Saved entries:
◆ ◆ ◆ ◆ ◆

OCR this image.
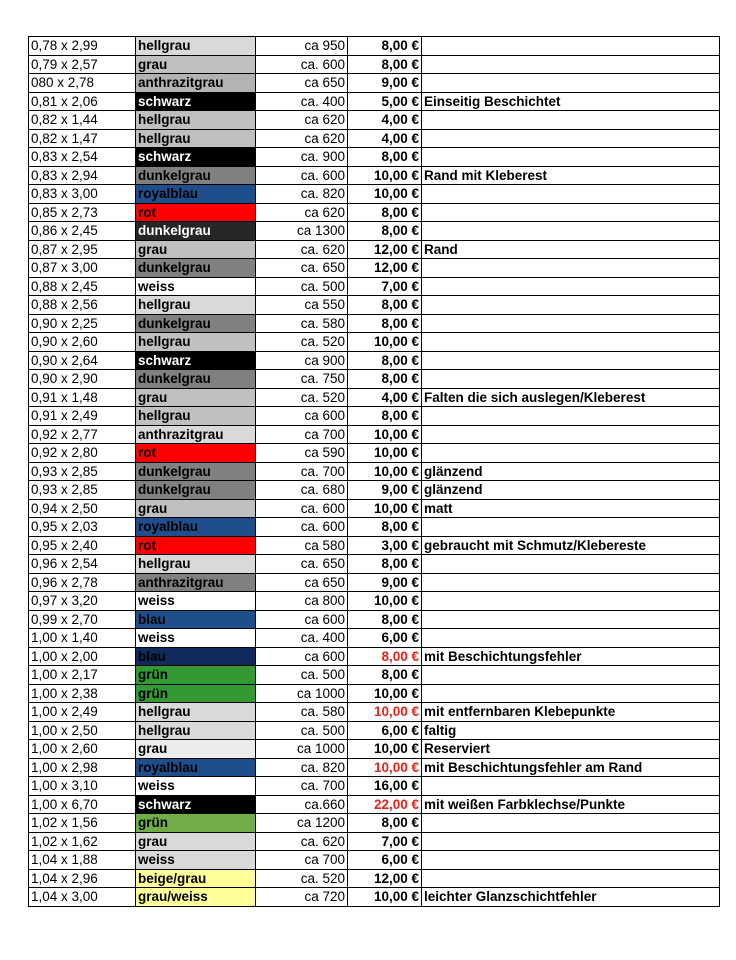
0,78 x 2,99	hellgrau	ca 950	8,00 €	
0,79 x 2,57	grau	ca. 600	8,00 €	
080 x 2,78	anthrazitgrau	ca 650	9,00 €	
0,81 x 2,06	schwarz	ca. 400	5,00 €	Einseitig Beschichtet
0,82 x 1,44	hellgrau	ca 620	4,00 €	
0,82 x 1,47	hellgrau	ca 620	4,00 €	
0,83 x 2,54	schwarz	ca. 900	8,00 €	
0,83 x 2,94	dunkelgrau	ca. 600	10,00 €	Rand mit Kleberest
0,83 x 3,00	royalblau	ca. 820	10,00 €	
0,85 x 2,73	rot	ca 620	8,00 €	
0,86 x 2,45	dunkelgrau	ca 1300	8,00 €	
0,87 x 2,95	grau	ca. 620	12,00 €	Rand
0,87 x 3,00	dunkelgrau	ca. 650	12,00 €	
0,88 x 2,45	weiss	ca. 500	7,00 €	
0,88 x 2,56	hellgrau	ca 550	8,00 €	
0,90 x 2,25	dunkelgrau	ca. 580	8,00 €	
0,90 x 2,60	hellgrau	ca. 520	10,00 €	
0,90 x 2,64	schwarz	ca 900	8,00 €	
0,90 x 2,90	dunkelgrau	ca. 750	8,00 €	
0,91 x 1,48	grau	ca. 520	4,00 €	Falten die sich auslegen/Kleberest
0,91 x 2,49	hellgrau	ca 600	8,00 €	
0,92 x 2,77	anthrazitgrau	ca 700	10,00 €	
0,92 x 2,80	rot	ca 590	10,00 €	
0,93 x 2,85	dunkelgrau	ca. 700	10,00 €	glänzend
0,93 x 2,85	dunkelgrau	ca. 680	9,00 €	glänzend
0,94 x 2,50	grau	ca. 600	10,00 €	matt
0,95 x 2,03	royalblau	ca. 600	8,00 €	
0,95 x 2,40	rot	ca 580	3,00 €	gebraucht mit Schmutz/Klebereste
0,96 x 2,54	hellgrau	ca. 650	8,00 €	
0,96 x 2,78	anthrazitgrau	ca 650	9,00 €	
0,97 x 3,20	weiss	ca 800	10,00 €	
0,99 x 2,70	blau	ca 600	8,00 €	
1,00 x 1,40	weiss	ca. 400	6,00 €	
1,00 x 2,00	blau	ca 600	8,00 €	mit Beschichtungsfehler
1,00 x 2,17	grün	ca. 500	8,00 €	
1,00 x 2,38	grün	ca 1000	10,00 €	
1,00 x 2,49	hellgrau	ca. 580	10,00 €	mit entfernbaren Klebepunkte
1,00 x 2,50	hellgrau	ca. 500	6,00 €	faltig
1,00 x 2,60	grau	ca 1000	10,00 €	Reserviert
1,00 x 2,98	royalblau	ca. 820	10,00 €	mit Beschichtungsfehler am Rand
1,00 x 3,10	weiss	ca. 700	16,00 €	
1,00 x 6,70	schwarz	ca.660	22,00 €	mit weißen Farbklechse/Punkte
1,02 x 1,56	grün	ca 1200	8,00 €	
1,02 x 1,62	grau	ca. 620	7,00 €	
1,04 x 1,88	weiss	ca 700	6,00 €	
1,04 x 2,96	beige/grau	ca. 520	12,00 €	
1,04 x 3,00	grau/weiss	ca 720	10,00 €	leichter Glanzschichtfehler
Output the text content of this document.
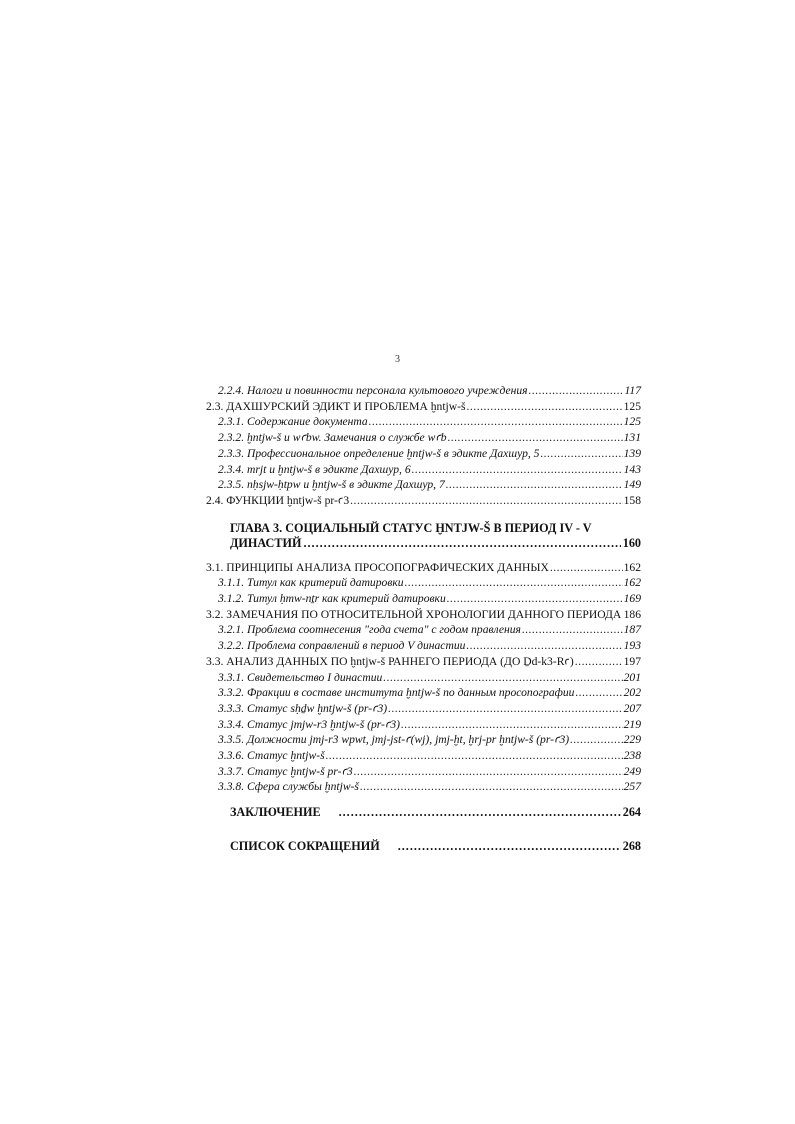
3
2.2.4. Налоги и повинности персонала культового учреждения .....	117
2.3. ДАХШУРСКИЙ ЭДИКТ И ПРОБЛЕМА ḫntjw-š .....	125
2.3.1. Содержание документа .....	125
2.3.2. ḫntjw-š и wꜥbw. Замечания о службе wꜥb .....	131
2.3.3. Профессиональное определение ḫntjw-š в эдикте Дахшур, 5 .....	139
2.3.4. mrjt и ḫntjw-š в эдикте Дахшур, 6 .....	143
2.3.5. nḥsjw-ḥtpw и ḫntjw-š в эдикте Дахшур, 7 .....	149
2.4. ФУНКЦИИ ḫntjw-š pr-ꜥ3 .....	158
ГЛАВА 3. СОЦИАЛЬНЫЙ СТАТУС ḪNTJW-Š В ПЕРИОД IV - V
ДИНАСТИЙ .....	160
3.1. ПРИНЦИПЫ АНАЛИЗА ПРОСОПОГРАФИЧЕСКИХ ДАННЫХ .....	162
3.1.1. Титул как критерий датировки .....	162
3.1.2. Титул ḥmw-nṯr как критерий датировки .....	169
3.2. ЗАМЕЧАНИЯ ПО ОТНОСИТЕЛЬНОЙ ХРОНОЛОГИИ ДАННОГО ПЕРИОДА ..... 186
3.2.1. Проблема соотнесения "года счета" с годом правления .....	187
3.2.2. Проблема соправлений в период V династии .....	193
3.3. АНАЛИЗ ДАННЫХ ПО ḫntjw-š РАННЕГО ПЕРИОДА (ДО Ḏd-k3-Rꜥ) .....	197
3.3.1. Свидетельство I династии .....	201
3.3.2. Фракции в составе института ḫntjw-š по данным просопографии .....	202
3.3.3. Статус sḥḏw ḫntjw-š (pr-ꜥ3) .....	207
3.3.4. Статус jmjw-r3 ḫntjw-š (pr-ꜥ3) .....	219
3.3.5. Должности jmj-r3 wpwt, jmj-jst-ꜥ(wj), jmj-ḫt, ḫrj-pr ḫntjw-š (pr-ꜥ3) .....	229
3.3.6. Статус ḫntjw-š .....	238
3.3.7. Статус ḫntjw-š pr-ꜥ3 .....	249
3.3.8. Сфера службы ḫntjw-š .....	257
ЗАКЛЮЧЕНИЕ .....	264
СПИСОК СОКРАЩЕНИЙ .....	268
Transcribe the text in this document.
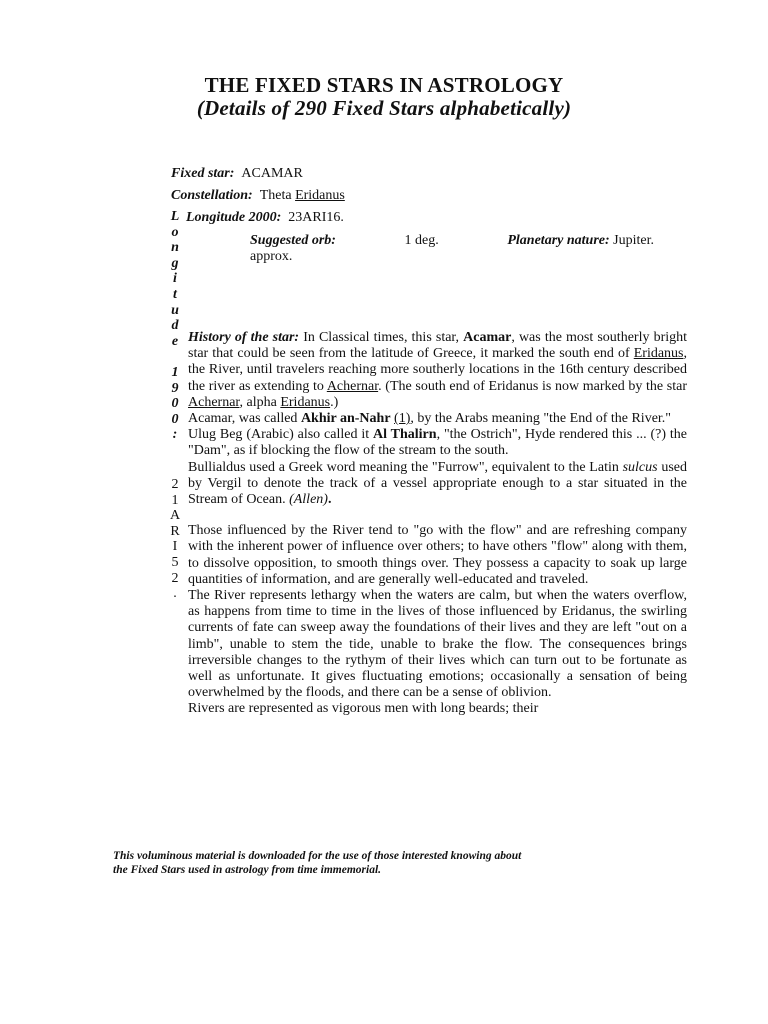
THE FIXED STARS IN ASTROLOGY
(Details of 290 Fixed Stars alphabetically)
Fixed star: ACAMAR
Constellation: Theta Eridanus
Longitude 2000: 23ARI16.
L
o
n
g
i
t
u
d
e
1
9
0
0
:
2
1
A
R
I
5
2
.
Suggested orb:	1 deg.	Planetary nature: Jupiter.
approx.

History of the star: In Classical times, this star, Acamar, was the most southerly bright star that could be seen from the latitude of Greece, it marked the south end of Eridanus, the River, until travelers reaching more southerly locations in the 16th century described the river as extending to Achernar. (The south end of Eridanus is now marked by the star Achernar, alpha Eridanus.)

Acamar, was called Akhir an-Nahr (1), by the Arabs meaning "the End of the River."

Ulug Beg (Arabic) also called it Al Thalirn, "the Ostrich", Hyde rendered this ... (?) the "Dam", as if blocking the flow of the stream to the south.

Bullialdus used a Greek word meaning the "Furrow", equivalent to the Latin sulcus used by Vergil to denote the track of a vessel appropriate enough to a star situated in the Stream of Ocean. (Allen).

Those influenced by the River tend to "go with the flow" and are refreshing company with the inherent power of influence over others; to have others "flow" along with them, to dissolve opposition, to smooth things over. They possess a capacity to soak up large quantities of information, and are generally well-educated and traveled.

The River represents lethargy when the waters are calm, but when the waters overflow, as happens from time to time in the lives of those influenced by Eridanus, the swirling currents of fate can sweep away the foundations of their lives and they are left "out on a limb", unable to stem the tide, unable to brake the flow. The consequences brings irreversible changes to the rythym of their lives which can turn out to be fortunate as well as unfortunate. It gives fluctuating emotions; occasionally a sensation of being overwhelmed by the floods, and there can be a sense of oblivion.

Rivers are represented as vigorous men with long beards; their

This voluminous material is downloaded for the use of those interested knowing about
the Fixed Stars used in astrology from time immemorial.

◆ ◆ ◆ ◆ ◆

What is the number of lines in the listing that contain the string "Beschichtungsfehler"? Reply with that number alone.

2